THE TASK: Transcribe the material verbatim in full; the pictures do not belong in the copy.

--- DATA SUPPLIED ---

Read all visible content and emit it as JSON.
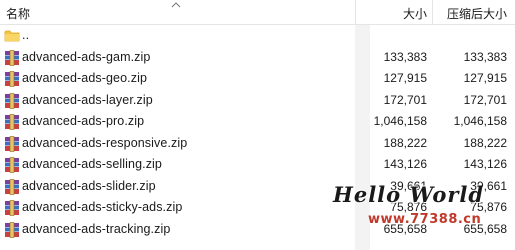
{
  "header": {
    "name": "名称",
    "size": "大小",
    "packed_size": "压缩后大小"
  },
  "parent_folder": {
    "label": "..",
    "icon": "folder-icon"
  },
  "files": [
    {
      "name": "advanced-ads-gam.zip",
      "size": "133,383",
      "packed_size": "133,383",
      "icon": "winrar-archive-icon"
    },
    {
      "name": "advanced-ads-geo.zip",
      "size": "127,915",
      "packed_size": "127,915",
      "icon": "winrar-archive-icon"
    },
    {
      "name": "advanced-ads-layer.zip",
      "size": "172,701",
      "packed_size": "172,701",
      "icon": "winrar-archive-icon"
    },
    {
      "name": "advanced-ads-pro.zip",
      "size": "1,046,158",
      "packed_size": "1,046,158",
      "icon": "winrar-archive-icon"
    },
    {
      "name": "advanced-ads-responsive.zip",
      "size": "188,222",
      "packed_size": "188,222",
      "icon": "winrar-archive-icon"
    },
    {
      "name": "advanced-ads-selling.zip",
      "size": "143,126",
      "packed_size": "143,126",
      "icon": "winrar-archive-icon"
    },
    {
      "name": "advanced-ads-slider.zip",
      "size": "39,661",
      "packed_size": "39,661",
      "icon": "winrar-archive-icon"
    },
    {
      "name": "advanced-ads-sticky-ads.zip",
      "size": "75,876",
      "packed_size": "75,876",
      "icon": "winrar-archive-icon"
    },
    {
      "name": "advanced-ads-tracking.zip",
      "size": "655,658",
      "packed_size": "655,658",
      "icon": "winrar-archive-icon"
    }
  ],
  "watermark": {
    "title": "Hello World",
    "url": "www.77388.cn"
  },
  "colors": {
    "archive_purple": "#7b3fa0",
    "archive_blue": "#3a6fc4",
    "archive_red": "#c94040",
    "folder_yellow": "#f5c542",
    "watermark_red": "#c0392b"
  }
}
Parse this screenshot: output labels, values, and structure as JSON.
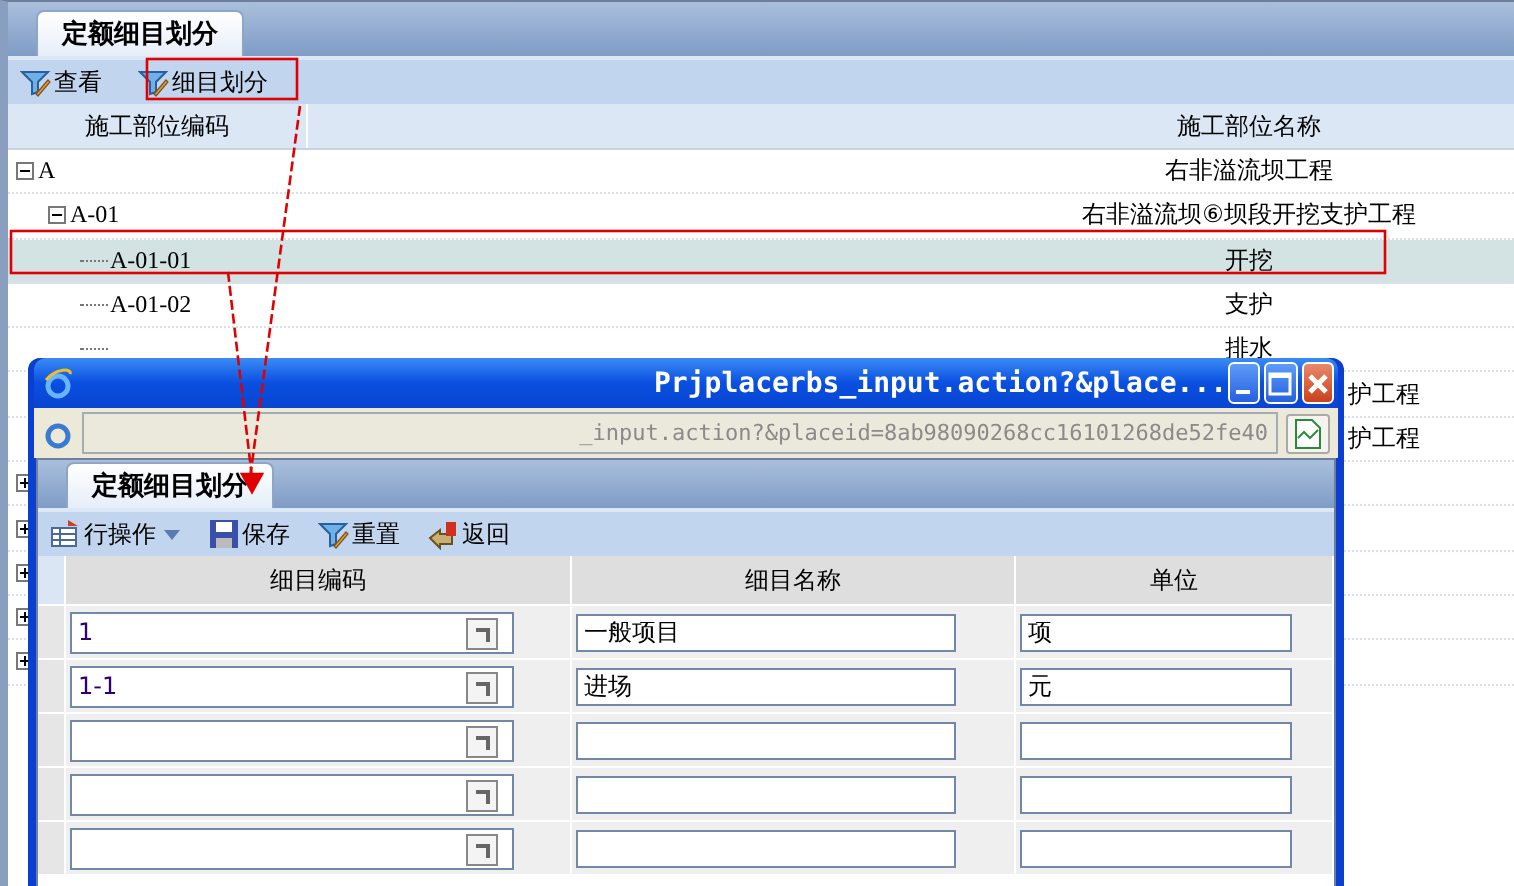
{
  "main_tab": {
    "label": "定额细目划分",
    "selected": true
  },
  "toolbar": [
    {
      "label": "查看"
    },
    {
      "label": "细目划分"
    }
  ],
  "tree": {
    "columns": [
      "施工部位编码",
      "施工部位名称"
    ],
    "rows": [
      {
        "code": "A",
        "name": "右非溢流坝工程",
        "expanded": true,
        "selected": false,
        "children": [
          {
            "code": "A-01",
            "name": "右非溢流坝⑥坝段开挖支护工程",
            "expanded": true,
            "selected": false,
            "children": [
              {
                "code": "A-01-01",
                "name": "开挖",
                "selected": true
              },
              {
                "code": "A-01-02",
                "name": "支护",
                "selected": false
              },
              {
                "name": "排水",
                "selected": false
              },
              {
                "name": "护工程",
                "kind": "tail",
                "selected": false
              },
              {
                "name": "护工程",
                "kind": "tail",
                "selected": false
              }
            ]
          }
        ]
      },
      {
        "expanded": false,
        "selected": false
      },
      {
        "expanded": false,
        "selected": false
      },
      {
        "expanded": false,
        "selected": false
      },
      {
        "expanded": false,
        "selected": false
      },
      {
        "expanded": false,
        "selected": false
      }
    ]
  },
  "popup": {
    "title": "Prjplacerbs_input.action?&place...",
    "address": "_input.action?&placeid=8ab98090268cc16101268de52fe40",
    "tab": {
      "label": "定额细目划分",
      "selected": true
    },
    "toolbar": [
      {
        "label": "行操作",
        "kind": "menu"
      },
      {
        "label": "保存",
        "kind": "save"
      },
      {
        "label": "重置",
        "kind": "reset"
      },
      {
        "label": "返回",
        "kind": "back"
      }
    ],
    "columns": [
      "细目编码",
      "细目名称",
      "单位"
    ],
    "rows": [
      {
        "code": "1",
        "name": "一般项目",
        "unit": "项"
      },
      {
        "code": "1-1",
        "name": "进场",
        "unit": "元"
      },
      {},
      {},
      {}
    ]
  }
}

---

EXERCISE OUTPUT:
Read all visible content and emit it as JSON.
{
  "header": {
    "name": "名称",
    "size": "大小",
    "packed_size": "压缩后大小"
  },
  "parent_folder": {
    "label": "..",
    "icon": "folder-icon"
  },
  "files": [
    {
      "name": "advanced-ads-gam.zip",
      "size": "133,383",
      "packed_size": "133,383",
      "icon": "winrar-archive-icon"
    },
    {
      "name": "advanced-ads-geo.zip",
      "size": "127,915",
      "packed_size": "127,915",
      "icon": "winrar-archive-icon"
    },
    {
      "name": "advanced-ads-layer.zip",
      "size": "172,701",
      "packed_size": "172,701",
      "icon": "winrar-archive-icon"
    },
    {
      "name": "advanced-ads-pro.zip",
      "size": "1,046,158",
      "packed_size": "1,046,158",
      "icon": "winrar-archive-icon"
    },
    {
      "name": "advanced-ads-responsive.zip",
      "size": "188,222",
      "packed_size": "188,222",
      "icon": "winrar-archive-icon"
    },
    {
      "name": "advanced-ads-selling.zip",
      "size": "143,126",
      "packed_size": "143,126",
      "icon": "winrar-archive-icon"
    },
    {
      "name": "advanced-ads-slider.zip",
      "size": "39,661",
      "packed_size": "39,661",
      "icon": "winrar-archive-icon"
    },
    {
      "name": "advanced-ads-sticky-ads.zip",
      "size": "75,876",
      "packed_size": "75,876",
      "icon": "winrar-archive-icon"
    },
    {
      "name": "advanced-ads-tracking.zip",
      "size": "655,658",
      "packed_size": "655,658",
      "icon": "winrar-archive-icon"
    }
  ],
  "watermark": {
    "title": "Hello World",
    "url": "www.77388.cn"
  },
  "colors": {
    "archive_purple": "#7b3fa0",
    "archive_blue": "#3a6fc4",
    "archive_red": "#c94040",
    "folder_yellow": "#f5c542",
    "watermark_red": "#c0392b"
  }
}
Parse this screenshot: output labels, values, and structure as JSON.
{
  "main_tab": {
    "label": "定额细目划分",
    "selected": true
  },
  "toolbar": [
    {
      "label": "查看"
    },
    {
      "label": "细目划分"
    }
  ],
  "tree": {
    "columns": [
      "施工部位编码",
      "施工部位名称"
    ],
    "rows": [
      {
        "code": "A",
        "name": "右非溢流坝工程",
        "expanded": true,
        "selected": false,
        "children": [
          {
            "code": "A-01",
            "name": "右非溢流坝⑥坝段开挖支护工程",
            "expanded": true,
            "selected": false,
            "children": [
              {
                "code": "A-01-01",
                "name": "开挖",
                "selected": true
              },
              {
                "code": "A-01-02",
                "name": "支护",
                "selected": false
              },
              {
                "name": "排水",
                "selected": false
              },
              {
                "name": "护工程",
                "kind": "tail",
                "selected": false
              },
              {
                "name": "护工程",
                "kind": "tail",
                "selected": false
              }
            ]
          }
        ]
      },
      {
        "expanded": false,
        "selected": false
      },
      {
        "expanded": false,
        "selected": false
      },
      {
        "expanded": false,
        "selected": false
      },
      {
        "expanded": false,
        "selected": false
      },
      {
        "expanded": false,
        "selected": false
      }
    ]
  },
  "popup": {
    "title": "Prjplacerbs_input.action?&place...",
    "address": "_input.action?&placeid=8ab98090268cc16101268de52fe40",
    "tab": {
      "label": "定额细目划分",
      "selected": true
    },
    "toolbar": [
      {
        "label": "行操作",
        "kind": "menu"
      },
      {
        "label": "保存",
        "kind": "save"
      },
      {
        "label": "重置",
        "kind": "reset"
      },
      {
        "label": "返回",
        "kind": "back"
      }
    ],
    "columns": [
      "细目编码",
      "细目名称",
      "单位"
    ],
    "rows": [
      {
        "code": "1",
        "name": "一般项目",
        "unit": "项"
      },
      {
        "code": "1-1",
        "name": "进场",
        "unit": "元"
      },
      {},
      {},
      {}
    ]
  }
}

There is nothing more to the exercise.